— START EXERCISE DATA —

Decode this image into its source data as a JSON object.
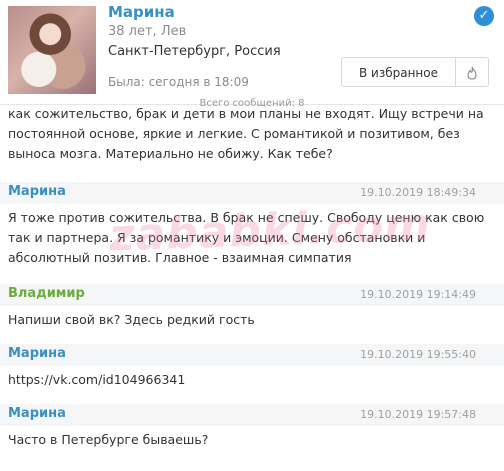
{
  "profile": {
    "name": "Марина",
    "age": "38 лет, Лев",
    "city": "Санкт-Петербург, Россия",
    "last_seen": "Была: сегодня в 18:09",
    "favorite_label": "В избранное",
    "total_messages": "Всего сообщений: 8"
  },
  "messages": [
    {
      "text": "как сожительство, брак и дети в мои планы не входят. Ищу встречи на постоянной основе, яркие и легкие. С романтикой и позитивом, без выноса мозга. Материально не обижу. Как тебе?"
    },
    {
      "author": "Марина",
      "time": "19.10.2019 18:49:34",
      "text": "Я тоже против сожительства. В брак не спешу. Свободу ценю как свою так и партнера. Я за романтику и эмоции. Смену обстановки и абсолютный позитив. Главное - взаимная симпатия"
    },
    {
      "author": "Владимир",
      "time": "19.10.2019 19:14:49",
      "text": "Напиши свой вк? Здесь редкий гость"
    },
    {
      "author": "Марина",
      "time": "19.10.2019 19:55:40",
      "text": "https://vk.com/id104966341"
    },
    {
      "author": "Марина",
      "time": "19.10.2019 19:57:48",
      "text": "Часто в Петербурге бываешь?"
    }
  ],
  "watermark": "zababki.com",
  "colors": {
    "female_author": "#3a8fc2",
    "male_author": "#6aac3a",
    "verified_badge": "#2f8fd6"
  },
  "icons": {
    "verified": "check-circle-icon",
    "fire": "fire-icon"
  }
}
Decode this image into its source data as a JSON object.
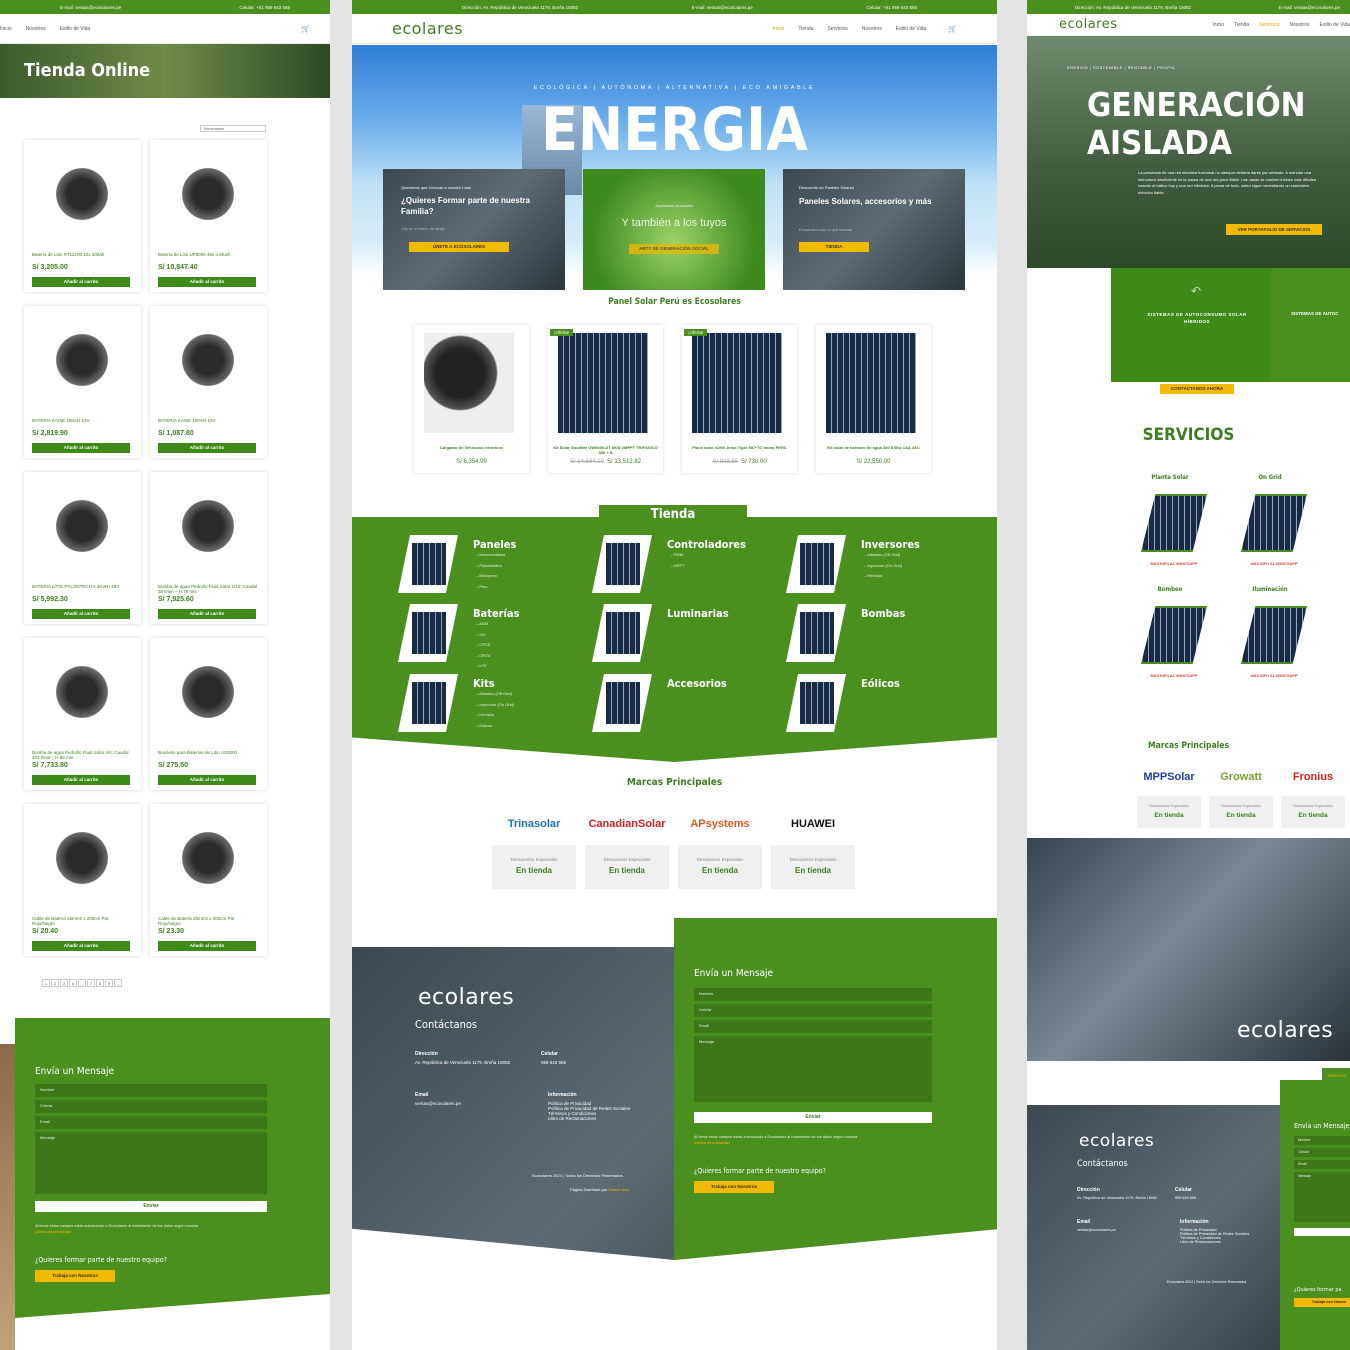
{
  "left": {
    "topbar": {
      "email": "E-mail: ventas@ecosolares.pe",
      "phone": "Celular: +51 959 643 565"
    },
    "nav": [
      "Inicio",
      "Nosotros",
      "Estilo de Vida"
    ],
    "banner": "Tienda Online",
    "sort_label": "Novedades",
    "products": [
      {
        "name": "Batería de Litio RT12100 12v 100ah",
        "price": "S/  3,205.00"
      },
      {
        "name": "Batería de Litio UP5000 48v 4.8Kwh",
        "price": "S/  10,847.40"
      },
      {
        "name": "BATERIA KAISE 150AH 12V",
        "price": "S/  2,819.90"
      },
      {
        "name": "BATERIA KAISE 150AH 12V",
        "price": "S/  1,087.80"
      },
      {
        "name": "BATERIA LITIO PYLONTECH 2.4KWH 48V",
        "price": "S/  5,992.30"
      },
      {
        "name": "Bomba de agua Pedrollo Fluid Solar 1/10; Caudal 38 l/min – H 79 mts",
        "price": "S/  7,925.60"
      },
      {
        "name": "Bomba de agua Pedrollo Fluid Solar 4/4; Caudal 102 l/min – H 58 mts",
        "price": "S/  7,733.80"
      },
      {
        "name": "Brackets para Baterías de Litio US3000",
        "price": "S/  275.50"
      },
      {
        "name": "Cable de Batería 16mm2 x 200cm Par Rojo/Negro",
        "price": "S/  20.40"
      },
      {
        "name": "Cable de Batería 25mm2 x 200cm Par Rojo/Negro",
        "price": "S/  23.30"
      }
    ],
    "add_to_cart": "Añadir al carrito",
    "pagination": [
      "1",
      "2",
      "3",
      "4",
      "…",
      "7",
      "8",
      "9",
      "→"
    ],
    "form": {
      "title": "Envía un Mensaje",
      "fields": [
        "Nombre",
        "Celular",
        "Email",
        "Mensaje"
      ],
      "submit": "Enviar",
      "consent": "Al llenar estos campos estás autorizando a Ecosolares al tratamiento de tus datos según nuestra",
      "consent_link": "política de privacidad",
      "team_q": "¿Quieres formar parte de nuestro equipo?",
      "team_btn": "Trabaja con Nosotros"
    }
  },
  "middle": {
    "topbar": {
      "address": "Dirección: Av. República de Venezuela 1179, Breña 15082",
      "email": "E-mail: ventas@ecosolares.pe",
      "phone": "Celular: +51 959 643 565"
    },
    "logo": "ecolares",
    "nav": [
      "Inicio",
      "Tienda",
      "Servicios",
      "Nosotros",
      "Estilo de Vida"
    ],
    "hero": {
      "tagline": "ECOLÓGICA | AUTÓNOMA | ALTERNATIVA | ECO AMIGABLE",
      "title": "ENERGIA"
    },
    "promo": [
      {
        "kicker": "Queremos que Crezcas a nuestro Lado",
        "title": "¿Quieres Formar parte de nuestra Familia?",
        "sub": "Clic en el botón de abajo",
        "btn": "ÚNETE A ECOSOLARES"
      },
      {
        "kicker": "Ayudamos al planeta",
        "title": "Y también a los tuyos",
        "sub": "",
        "btn": "ARTY DE GENERACIÓN SOCIAL"
      },
      {
        "kicker": "Descuento en Paneles Solares",
        "title": "Paneles Solares, accesorios y más",
        "sub": "Encuentra todo lo que buscas",
        "btn": "TIENDA"
      }
    ],
    "featured_title": "Panel Solar Perú es Ecosolares",
    "featured": [
      {
        "name": "Cargador de Vehículos eléctricos",
        "old": "",
        "price": "S/  6,354.99",
        "badge": ""
      },
      {
        "name": "Kit Solar GoodWe GW6000-DT 6KW 2MPPT TRIFÁSICO 380 + N",
        "old": "S/  14,664.10",
        "price": "S/  13,512.82",
        "badge": "¡Oferta!"
      },
      {
        "name": "Placa solar 410W Jinko Tiger MC+TO mono PERC",
        "old": "S/  828.55",
        "price": "S/  730.00",
        "badge": "¡Oferta!"
      },
      {
        "name": "Kit solar de bombeo de agua 380 5.5kw 1AA 3AC",
        "old": "",
        "price": "S/  22,550.00",
        "badge": ""
      }
    ],
    "shop_title": "Tienda",
    "categories": [
      {
        "name": "Paneles",
        "subs": [
          "Monocristalino",
          "Policristalino",
          "Monoperc",
          "Perc"
        ]
      },
      {
        "name": "Controladores",
        "subs": [
          "PWM",
          "MPPT"
        ]
      },
      {
        "name": "Inversores",
        "subs": [
          "Aislados (Off Grid)",
          "Inyección (On Grid)",
          "Híbridos"
        ]
      },
      {
        "name": "Baterías",
        "subs": [
          "AGM",
          "Gel",
          "OPZS",
          "OPZV",
          "LFE"
        ]
      },
      {
        "name": "Luminarias",
        "subs": []
      },
      {
        "name": "Bombas",
        "subs": []
      },
      {
        "name": "Kits",
        "subs": [
          "Aislados (Off Grid)",
          "Inyección (On Grid)",
          "Híbridos",
          "Eólicos"
        ]
      },
      {
        "name": "Accesorios",
        "subs": []
      },
      {
        "name": "Eólicos",
        "subs": []
      }
    ],
    "brands_title": "Marcas Principales",
    "brands": [
      "Trinasolar",
      "CanadianSolar",
      "APsystems",
      "HUAWEI"
    ],
    "brand_sub": "Descuentos Especiales",
    "brand_link": "En tienda",
    "footer": {
      "contact_title": "Contáctanos",
      "dir_label": "Dirección",
      "dir": "Av. República de Venezuela 1179, Breña 15082",
      "cel_label": "Celular",
      "cel": "959 643 565",
      "email_label": "Email",
      "email": "ventas@ecosolares.pe",
      "info_label": "Información",
      "info": [
        "Política de Privacidad",
        "Política de Privacidad de Redes Sociales",
        "Términos y Condiciones",
        "Libro de Reclamaciones"
      ],
      "copyright": "Ecosolares 2024 | Todos los Derechos Reservados.",
      "credit": "Página Diseñada por",
      "credit_link": "Edison Azur"
    }
  },
  "right": {
    "hero_kicker": "ENERGÍA | SOSTENIBLE | RENTABLE | PROPIA",
    "hero_title1": "GENERACIÓN",
    "hero_title2": "AISLADA",
    "hero_text": "La presencia de una red eléctrica funcional no siempre debería darse por sentado. A menudo una estructura insuficiente es la causa de una red poco fiable. Las casas se vuelven incluso más difíciles cuando el tráfico hoy y una red eléctrica. A pesar de todo, usted sigue necesitando un suministro eléctrico fiable.",
    "hero_btn": "VER PORTAFOLIO DE SERVICIOS",
    "cards": [
      {
        "title": "SISTEMAS DE AUTOCONSUMO SOLAR HÍBRIDOS",
        "btn": "CONTÁCTANOS AHORA"
      },
      {
        "title": "SISTEMAS DE AUTOC",
        "btn": "VER"
      }
    ],
    "services_title": "SERVICIOS",
    "services": [
      "Planta Solar",
      "On Grid",
      "Bombeo",
      "Iluminación"
    ],
    "services_link": "MÁS INFO AL WHATSAPP",
    "brands_title": "Marcas Principales",
    "brands": [
      "MPPSolar",
      "Growatt",
      "Fronius"
    ],
    "brand_sub": "Descuentos Especiales",
    "brand_link": "En tienda",
    "tag": "SERVICIOS",
    "contact_title": "Contáctanos",
    "form_title": "Envía un Mensaje",
    "team_q": "¿Quieres formar pa",
    "team_btn": "Trabaja con Nosotr"
  }
}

— END EXERCISE DATA —

- INSTRUCTIONS FOR THE TASK -
Identify each line containing the string "Caudal" and copy it out.

- SOLUTION -
        "name": "Bomba de agua Pedrollo Fluid Solar 1/10; Caudal 38 l/min – H 79 mts",
        "name": "Bomba de agua Pedrollo Fluid Solar 4/4; Caudal 102 l/min – H 58 mts",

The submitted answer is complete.